Task goal ▸ Copy out the listing in full, exactly as written, but not its pictures.

(Items listed in a dataset)
## START

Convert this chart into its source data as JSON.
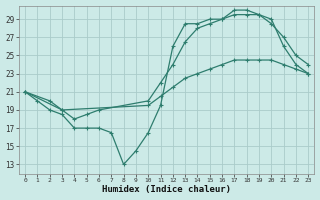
{
  "xlabel": "Humidex (Indice chaleur)",
  "bg_color": "#cceae7",
  "grid_color": "#aaccca",
  "line_color": "#2e7d6e",
  "xlim": [
    -0.5,
    23.5
  ],
  "ylim": [
    12,
    30.5
  ],
  "yticks": [
    13,
    15,
    17,
    19,
    21,
    23,
    25,
    27,
    29
  ],
  "xticks": [
    0,
    1,
    2,
    3,
    4,
    5,
    6,
    7,
    8,
    9,
    10,
    11,
    12,
    13,
    14,
    15,
    16,
    17,
    18,
    19,
    20,
    21,
    22,
    23
  ],
  "line1_x": [
    0,
    1,
    2,
    3,
    4,
    5,
    6,
    7,
    8,
    9,
    10,
    11,
    12,
    13,
    14,
    15,
    16,
    17,
    18,
    19,
    20,
    21,
    22,
    23
  ],
  "line1_y": [
    21,
    20,
    19,
    18.5,
    17,
    17,
    17,
    16.5,
    13,
    14.5,
    16.5,
    19.5,
    26,
    28.5,
    28.5,
    29,
    29,
    30,
    30,
    29.5,
    29,
    26,
    24,
    23
  ],
  "line2_x": [
    0,
    2,
    3,
    4,
    5,
    6,
    10,
    11,
    12,
    13,
    14,
    15,
    16,
    17,
    18,
    19,
    20,
    21,
    22,
    23
  ],
  "line2_y": [
    21,
    20,
    19,
    18,
    18.5,
    19,
    20,
    22,
    24,
    26.5,
    28,
    28.5,
    29,
    29.5,
    29.5,
    29.5,
    28.5,
    27,
    25,
    24
  ],
  "line3_x": [
    0,
    3,
    10,
    11,
    12,
    13,
    14,
    15,
    16,
    17,
    18,
    19,
    20,
    21,
    22,
    23
  ],
  "line3_y": [
    21,
    19,
    19.5,
    20.5,
    21.5,
    22.5,
    23,
    23.5,
    24,
    24.5,
    24.5,
    24.5,
    24.5,
    24,
    23.5,
    23
  ]
}
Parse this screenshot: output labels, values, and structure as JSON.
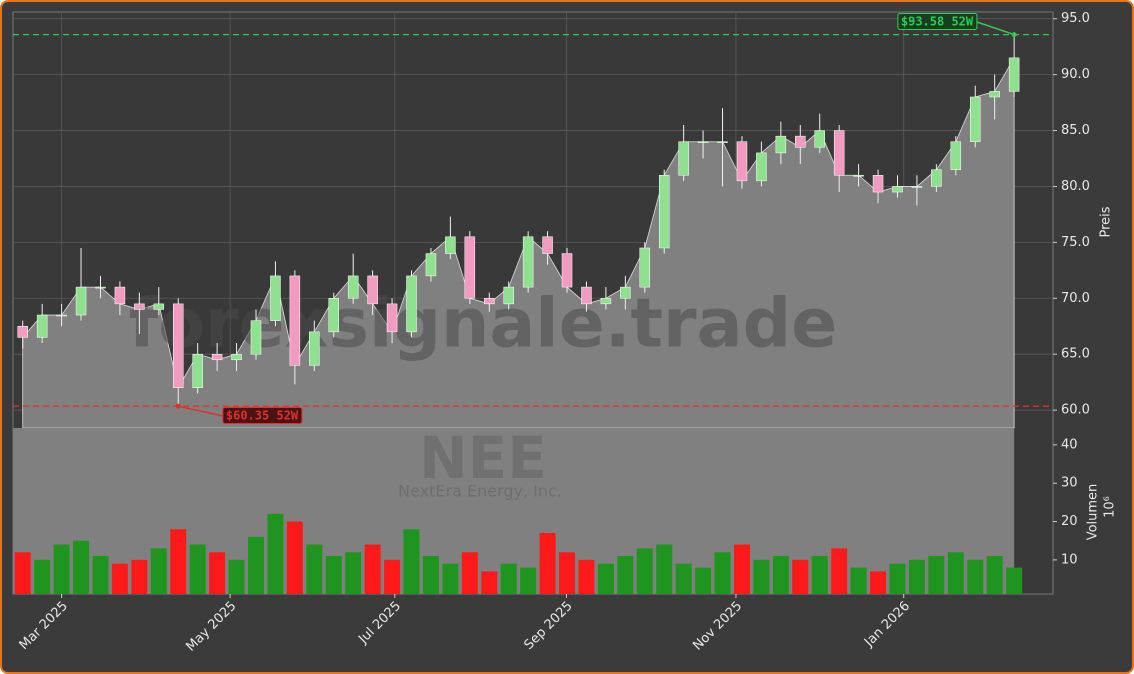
{
  "chart_data": {
    "type": "candlestick",
    "watermark": "forexsignale.trade",
    "symbol": "NEE",
    "company": "NextEra Energy, Inc.",
    "ylabel": "Preis",
    "volume_label": "Volumen",
    "volume_unit": "10⁶",
    "up_color": "#8fe08f",
    "down_color": "#f29bc0",
    "volume_up_color": "#1f951f",
    "volume_down_color": "#ff1a1a",
    "area_color": "#808080",
    "grid": true,
    "categories": [
      null,
      null,
      null,
      null,
      null,
      null,
      null,
      null,
      null,
      null,
      null,
      null,
      null,
      null,
      null,
      null,
      null,
      null,
      null,
      null,
      null,
      null,
      null,
      null,
      null,
      null,
      null,
      null,
      null,
      null,
      null,
      null,
      null,
      null,
      null,
      null,
      null,
      null,
      null,
      null,
      null,
      null,
      null,
      null,
      null,
      null,
      null,
      null,
      null,
      null,
      null,
      null
    ],
    "open": [
      67.5,
      66.5,
      68.5,
      68.5,
      71,
      71,
      69.5,
      69,
      69.5,
      62,
      65,
      64.5,
      65,
      68,
      72,
      64,
      67,
      70,
      72,
      69.5,
      67,
      72,
      74,
      75.5,
      70,
      69.5,
      71,
      75.5,
      74,
      71,
      69.5,
      70,
      71,
      74.5,
      81,
      84,
      84,
      84,
      80.5,
      83,
      84.5,
      83.5,
      85,
      81,
      81,
      79.5,
      80,
      80,
      81.5,
      84,
      88,
      88.5
    ],
    "high": [
      68,
      69.5,
      69.5,
      74.5,
      72,
      71.5,
      70.5,
      71,
      70,
      66,
      66,
      66,
      69,
      73.3,
      72.5,
      68,
      70.5,
      74,
      72.5,
      70,
      72.5,
      74.5,
      77.3,
      76,
      70.5,
      71.5,
      76,
      76,
      74.5,
      71.5,
      71,
      72,
      75,
      81.5,
      85.5,
      85,
      87,
      84.5,
      84,
      85.8,
      85.5,
      86.5,
      85.5,
      82,
      81.5,
      81,
      81,
      82,
      84.5,
      89,
      90,
      93.58
    ],
    "low": [
      65.5,
      66,
      67.5,
      68,
      70,
      68.5,
      66.8,
      68.5,
      60.35,
      61.5,
      63.5,
      63.5,
      64.5,
      67.5,
      62.3,
      63.5,
      66.5,
      69.5,
      68.5,
      66,
      66.5,
      71.5,
      73.5,
      69.5,
      68.8,
      69,
      70.5,
      73,
      70.5,
      68.8,
      69,
      69,
      70.5,
      74,
      80.5,
      82.5,
      80,
      79.8,
      80,
      82,
      82,
      83,
      79.5,
      80,
      78.5,
      79,
      78.3,
      79.5,
      81,
      83.5,
      86,
      88
    ],
    "close": [
      66.5,
      68.5,
      68.5,
      71,
      71,
      69.5,
      69,
      69.5,
      62,
      65,
      64.5,
      65,
      68,
      72,
      64,
      67,
      70,
      72,
      69.5,
      67,
      72,
      74,
      75.5,
      70,
      69.5,
      71,
      75.5,
      74,
      71,
      69.5,
      70,
      71,
      74.5,
      81,
      84,
      84,
      84,
      80.5,
      83,
      84.5,
      83.5,
      85,
      81,
      81,
      79.5,
      80,
      80,
      81.5,
      84,
      88,
      88.5,
      91.5
    ],
    "volume": [
      12,
      10,
      14,
      15,
      11,
      9,
      10,
      13,
      18,
      14,
      12,
      10,
      16,
      22,
      20,
      14,
      11,
      12,
      14,
      10,
      18,
      11,
      9,
      12,
      7,
      9,
      8,
      17,
      12,
      10,
      9,
      11,
      13,
      14,
      9,
      8,
      12,
      14,
      10,
      11,
      10,
      11,
      13,
      8,
      7,
      9,
      10,
      11,
      12,
      10,
      11,
      8
    ],
    "xlim": [
      -0.5,
      53
    ],
    "xticks": [
      {
        "value": 2.0,
        "label": "Mar 2025"
      },
      {
        "value": 10.67,
        "label": "May 2025"
      },
      {
        "value": 19.14,
        "label": "Jul 2025"
      },
      {
        "value": 27.97,
        "label": "Sep 2025"
      },
      {
        "value": 36.69,
        "label": "Nov 2025"
      },
      {
        "value": 45.32,
        "label": "Jan 2026"
      }
    ],
    "ylim": [
      58.4,
      95.6
    ],
    "yticks": [
      {
        "value": 60,
        "label": "60.0"
      },
      {
        "value": 65,
        "label": "65.0"
      },
      {
        "value": 70,
        "label": "70.0"
      },
      {
        "value": 75,
        "label": "75.0"
      },
      {
        "value": 80,
        "label": "80.0"
      },
      {
        "value": 85,
        "label": "85.0"
      },
      {
        "value": 90,
        "label": "90.0"
      },
      {
        "value": 95,
        "label": "95.0"
      }
    ],
    "volume_ylim": [
      1.1,
      44.4
    ],
    "volume_yticks": [
      10,
      20,
      30,
      40
    ],
    "high_52w": {
      "value": 93.58,
      "label": "$93.58 52W",
      "index": 51,
      "color": "#2ecc55"
    },
    "low_52w": {
      "value": 60.35,
      "label": "$60.35 52W",
      "index": 8,
      "color": "#e03030"
    }
  }
}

## END

Exercise solution ▸
Convert this chart into its source data as JSON.
{
  "xlabel": "Humidex (Indice chaleur)",
  "bg_color": "#cceae7",
  "grid_color": "#aaccca",
  "line_color": "#2e7d6e",
  "xlim": [
    -0.5,
    23.5
  ],
  "ylim": [
    12,
    30.5
  ],
  "yticks": [
    13,
    15,
    17,
    19,
    21,
    23,
    25,
    27,
    29
  ],
  "xticks": [
    0,
    1,
    2,
    3,
    4,
    5,
    6,
    7,
    8,
    9,
    10,
    11,
    12,
    13,
    14,
    15,
    16,
    17,
    18,
    19,
    20,
    21,
    22,
    23
  ],
  "line1_x": [
    0,
    1,
    2,
    3,
    4,
    5,
    6,
    7,
    8,
    9,
    10,
    11,
    12,
    13,
    14,
    15,
    16,
    17,
    18,
    19,
    20,
    21,
    22,
    23
  ],
  "line1_y": [
    21,
    20,
    19,
    18.5,
    17,
    17,
    17,
    16.5,
    13,
    14.5,
    16.5,
    19.5,
    26,
    28.5,
    28.5,
    29,
    29,
    30,
    30,
    29.5,
    29,
    26,
    24,
    23
  ],
  "line2_x": [
    0,
    2,
    3,
    4,
    5,
    6,
    10,
    11,
    12,
    13,
    14,
    15,
    16,
    17,
    18,
    19,
    20,
    21,
    22,
    23
  ],
  "line2_y": [
    21,
    20,
    19,
    18,
    18.5,
    19,
    20,
    22,
    24,
    26.5,
    28,
    28.5,
    29,
    29.5,
    29.5,
    29.5,
    28.5,
    27,
    25,
    24
  ],
  "line3_x": [
    0,
    3,
    10,
    11,
    12,
    13,
    14,
    15,
    16,
    17,
    18,
    19,
    20,
    21,
    22,
    23
  ],
  "line3_y": [
    21,
    19,
    19.5,
    20.5,
    21.5,
    22.5,
    23,
    23.5,
    24,
    24.5,
    24.5,
    24.5,
    24.5,
    24,
    23.5,
    23
  ]
}
Parse this screenshot: output labels, values, and structure as JSON.
{
  "chart_data": {
    "type": "candlestick",
    "watermark": "forexsignale.trade",
    "symbol": "NEE",
    "company": "NextEra Energy, Inc.",
    "ylabel": "Preis",
    "volume_label": "Volumen",
    "volume_unit": "10⁶",
    "up_color": "#8fe08f",
    "down_color": "#f29bc0",
    "volume_up_color": "#1f951f",
    "volume_down_color": "#ff1a1a",
    "area_color": "#808080",
    "grid": true,
    "categories": [
      null,
      null,
      null,
      null,
      null,
      null,
      null,
      null,
      null,
      null,
      null,
      null,
      null,
      null,
      null,
      null,
      null,
      null,
      null,
      null,
      null,
      null,
      null,
      null,
      null,
      null,
      null,
      null,
      null,
      null,
      null,
      null,
      null,
      null,
      null,
      null,
      null,
      null,
      null,
      null,
      null,
      null,
      null,
      null,
      null,
      null,
      null,
      null,
      null,
      null,
      null,
      null
    ],
    "open": [
      67.5,
      66.5,
      68.5,
      68.5,
      71,
      71,
      69.5,
      69,
      69.5,
      62,
      65,
      64.5,
      65,
      68,
      72,
      64,
      67,
      70,
      72,
      69.5,
      67,
      72,
      74,
      75.5,
      70,
      69.5,
      71,
      75.5,
      74,
      71,
      69.5,
      70,
      71,
      74.5,
      81,
      84,
      84,
      84,
      80.5,
      83,
      84.5,
      83.5,
      85,
      81,
      81,
      79.5,
      80,
      80,
      81.5,
      84,
      88,
      88.5
    ],
    "high": [
      68,
      69.5,
      69.5,
      74.5,
      72,
      71.5,
      70.5,
      71,
      70,
      66,
      66,
      66,
      69,
      73.3,
      72.5,
      68,
      70.5,
      74,
      72.5,
      70,
      72.5,
      74.5,
      77.3,
      76,
      70.5,
      71.5,
      76,
      76,
      74.5,
      71.5,
      71,
      72,
      75,
      81.5,
      85.5,
      85,
      87,
      84.5,
      84,
      85.8,
      85.5,
      86.5,
      85.5,
      82,
      81.5,
      81,
      81,
      82,
      84.5,
      89,
      90,
      93.58
    ],
    "low": [
      65.5,
      66,
      67.5,
      68,
      70,
      68.5,
      66.8,
      68.5,
      60.35,
      61.5,
      63.5,
      63.5,
      64.5,
      67.5,
      62.3,
      63.5,
      66.5,
      69.5,
      68.5,
      66,
      66.5,
      71.5,
      73.5,
      69.5,
      68.8,
      69,
      70.5,
      73,
      70.5,
      68.8,
      69,
      69,
      70.5,
      74,
      80.5,
      82.5,
      80,
      79.8,
      80,
      82,
      82,
      83,
      79.5,
      80,
      78.5,
      79,
      78.3,
      79.5,
      81,
      83.5,
      86,
      88
    ],
    "close": [
      66.5,
      68.5,
      68.5,
      71,
      71,
      69.5,
      69,
      69.5,
      62,
      65,
      64.5,
      65,
      68,
      72,
      64,
      67,
      70,
      72,
      69.5,
      67,
      72,
      74,
      75.5,
      70,
      69.5,
      71,
      75.5,
      74,
      71,
      69.5,
      70,
      71,
      74.5,
      81,
      84,
      84,
      84,
      80.5,
      83,
      84.5,
      83.5,
      85,
      81,
      81,
      79.5,
      80,
      80,
      81.5,
      84,
      88,
      88.5,
      91.5
    ],
    "volume": [
      12,
      10,
      14,
      15,
      11,
      9,
      10,
      13,
      18,
      14,
      12,
      10,
      16,
      22,
      20,
      14,
      11,
      12,
      14,
      10,
      18,
      11,
      9,
      12,
      7,
      9,
      8,
      17,
      12,
      10,
      9,
      11,
      13,
      14,
      9,
      8,
      12,
      14,
      10,
      11,
      10,
      11,
      13,
      8,
      7,
      9,
      10,
      11,
      12,
      10,
      11,
      8
    ],
    "xlim": [
      -0.5,
      53
    ],
    "xticks": [
      {
        "value": 2.0,
        "label": "Mar 2025"
      },
      {
        "value": 10.67,
        "label": "May 2025"
      },
      {
        "value": 19.14,
        "label": "Jul 2025"
      },
      {
        "value": 27.97,
        "label": "Sep 2025"
      },
      {
        "value": 36.69,
        "label": "Nov 2025"
      },
      {
        "value": 45.32,
        "label": "Jan 2026"
      }
    ],
    "ylim": [
      58.4,
      95.6
    ],
    "yticks": [
      {
        "value": 60,
        "label": "60.0"
      },
      {
        "value": 65,
        "label": "65.0"
      },
      {
        "value": 70,
        "label": "70.0"
      },
      {
        "value": 75,
        "label": "75.0"
      },
      {
        "value": 80,
        "label": "80.0"
      },
      {
        "value": 85,
        "label": "85.0"
      },
      {
        "value": 90,
        "label": "90.0"
      },
      {
        "value": 95,
        "label": "95.0"
      }
    ],
    "volume_ylim": [
      1.1,
      44.4
    ],
    "volume_yticks": [
      10,
      20,
      30,
      40
    ],
    "high_52w": {
      "value": 93.58,
      "label": "$93.58 52W",
      "index": 51,
      "color": "#2ecc55"
    },
    "low_52w": {
      "value": 60.35,
      "label": "$60.35 52W",
      "index": 8,
      "color": "#e03030"
    }
  }
}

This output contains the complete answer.